EXERCISE SET »
1. Answer these questions using the article on Colorado's recreational marijuana sales.
(a) On what date did recreational pot go on sale in Colorado?
(b) How many retail stores did Colorado have as of mid-February?
(c) What excise tax rate on marijuana producers did Colorado voters approve?
2. From the article on Colorado's recreational marijuana sales, extract the passage starting with "The first month" and going on through "163 retail stores.".

[START OF EXTRACT TO READ]

Colorado became the first state where recreational pot went on sale on January 1, according to the AP. Washington is the only other state with legal recreational pot, which is expected to go on sale this summer.
The first month of recreational sales falls in line with expectations, said Barbara Brohl, executive director of the Colorado Department of Revenue, in a statement, the AP reported.
"We expect clear revenue patterns will emerge by April and plan to incorporate this data into future forecasts," Brohl said, according to the AP.
The department said it expects variability in revenue collections during the initial months of sales, due to factors like local approval of licenses and the potential that the novelty of legal pot could wear off, the AP reported.
By the end of January, 59 businesses had filed a tax return for recreational pot to the state, according to the Department of Revenue, the AP reported.The number of businesses offering recreational pot is growing. As of mid-February, Colorado had 163 retail stores.
Colorado voters approved a 15% excise tax on marijuana producers to pay for school construction, and a 10% special sales tax on consumers, according to the AP. The state legislature has the option to increase the special sales tax to as much as 15% in future years.
Last month, a budget proposal from Colorado Governor John Hickenlooper estimated that total pot sales next fiscal year would be about $610 million, the AP reported.
The first days of sales in Colorado were met with hours-long lines and worldwide media attention, according to the AP.

[END OF EXTRACT TO READ]
[START OF RAW DATA]

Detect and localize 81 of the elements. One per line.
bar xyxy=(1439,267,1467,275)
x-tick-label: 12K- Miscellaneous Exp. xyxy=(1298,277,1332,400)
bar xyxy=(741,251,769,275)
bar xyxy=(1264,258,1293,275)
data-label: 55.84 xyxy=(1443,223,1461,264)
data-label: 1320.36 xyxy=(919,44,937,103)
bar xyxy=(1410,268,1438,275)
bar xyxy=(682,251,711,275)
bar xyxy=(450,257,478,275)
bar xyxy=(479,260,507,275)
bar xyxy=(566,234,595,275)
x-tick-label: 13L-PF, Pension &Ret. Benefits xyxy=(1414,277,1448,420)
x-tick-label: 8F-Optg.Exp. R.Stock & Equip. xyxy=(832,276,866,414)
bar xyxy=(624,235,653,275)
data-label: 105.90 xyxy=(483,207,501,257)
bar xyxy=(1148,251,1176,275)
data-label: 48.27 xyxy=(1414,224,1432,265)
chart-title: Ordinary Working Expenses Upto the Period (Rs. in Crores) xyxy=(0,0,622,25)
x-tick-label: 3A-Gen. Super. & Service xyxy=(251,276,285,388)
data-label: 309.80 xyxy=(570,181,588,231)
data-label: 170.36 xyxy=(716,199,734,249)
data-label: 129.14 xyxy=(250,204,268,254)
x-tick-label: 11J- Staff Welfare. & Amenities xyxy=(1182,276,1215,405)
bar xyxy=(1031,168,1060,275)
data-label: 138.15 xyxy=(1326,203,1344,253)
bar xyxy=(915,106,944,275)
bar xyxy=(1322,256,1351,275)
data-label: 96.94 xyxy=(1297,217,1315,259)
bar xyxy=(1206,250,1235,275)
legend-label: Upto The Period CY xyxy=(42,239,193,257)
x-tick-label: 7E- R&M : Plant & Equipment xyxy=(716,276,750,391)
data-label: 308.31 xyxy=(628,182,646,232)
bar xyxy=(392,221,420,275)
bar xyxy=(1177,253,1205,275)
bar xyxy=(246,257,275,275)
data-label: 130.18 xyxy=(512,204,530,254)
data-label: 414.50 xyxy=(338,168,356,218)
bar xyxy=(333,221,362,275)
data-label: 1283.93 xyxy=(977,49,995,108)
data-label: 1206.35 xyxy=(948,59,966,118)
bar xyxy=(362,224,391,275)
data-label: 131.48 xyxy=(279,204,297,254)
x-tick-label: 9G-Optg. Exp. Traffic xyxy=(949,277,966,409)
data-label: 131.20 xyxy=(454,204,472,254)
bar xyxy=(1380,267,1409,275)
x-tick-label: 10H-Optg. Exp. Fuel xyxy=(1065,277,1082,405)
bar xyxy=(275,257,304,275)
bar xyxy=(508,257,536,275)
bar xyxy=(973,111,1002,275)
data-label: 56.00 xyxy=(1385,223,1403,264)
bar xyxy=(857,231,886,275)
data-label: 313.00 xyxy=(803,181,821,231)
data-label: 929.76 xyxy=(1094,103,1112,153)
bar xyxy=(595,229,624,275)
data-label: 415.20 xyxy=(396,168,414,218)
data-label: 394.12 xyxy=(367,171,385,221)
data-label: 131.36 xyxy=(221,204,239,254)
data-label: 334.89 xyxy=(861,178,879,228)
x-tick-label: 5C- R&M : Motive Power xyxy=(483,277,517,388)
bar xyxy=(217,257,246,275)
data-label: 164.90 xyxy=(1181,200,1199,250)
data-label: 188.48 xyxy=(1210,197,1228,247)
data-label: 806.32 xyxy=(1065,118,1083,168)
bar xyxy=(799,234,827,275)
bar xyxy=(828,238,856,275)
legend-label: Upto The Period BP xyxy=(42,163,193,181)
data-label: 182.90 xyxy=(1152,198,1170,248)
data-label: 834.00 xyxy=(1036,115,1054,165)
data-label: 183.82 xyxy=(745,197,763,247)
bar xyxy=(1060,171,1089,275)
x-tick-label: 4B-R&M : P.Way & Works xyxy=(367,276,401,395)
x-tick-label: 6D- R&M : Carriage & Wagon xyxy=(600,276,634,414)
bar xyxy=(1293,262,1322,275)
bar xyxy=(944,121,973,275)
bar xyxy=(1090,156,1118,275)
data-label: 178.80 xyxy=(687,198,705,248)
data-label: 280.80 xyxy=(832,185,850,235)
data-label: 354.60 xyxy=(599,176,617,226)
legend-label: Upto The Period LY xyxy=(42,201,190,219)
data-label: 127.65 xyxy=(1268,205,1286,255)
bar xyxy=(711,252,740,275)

[END OF RAW DATA]

SOLUTION LIST »
1.
(a) January 1
(b) 163
(c) 15%

2.
The first month of recreational sales falls in line with expectations, said Barbara Brohl, executive director of the Colorado Department of Revenue, in a statement, the AP reported.
"We expect clear revenue patterns will emerge by April and plan to incorporate this data into future forecasts," Brohl said, according to the AP.
The department said it expects variability in revenue collections during the initial months of sales, due to factors like local approval of licenses and the potential that the novelty of legal pot could wear off, the AP reported.
By the end of January, 59 businesses had filed a tax return for recreational pot to the state, according to the Department of Revenue, the AP reported.The number of businesses offering recreational pot is growing. As of mid-February, Colorado had 163 retail stores.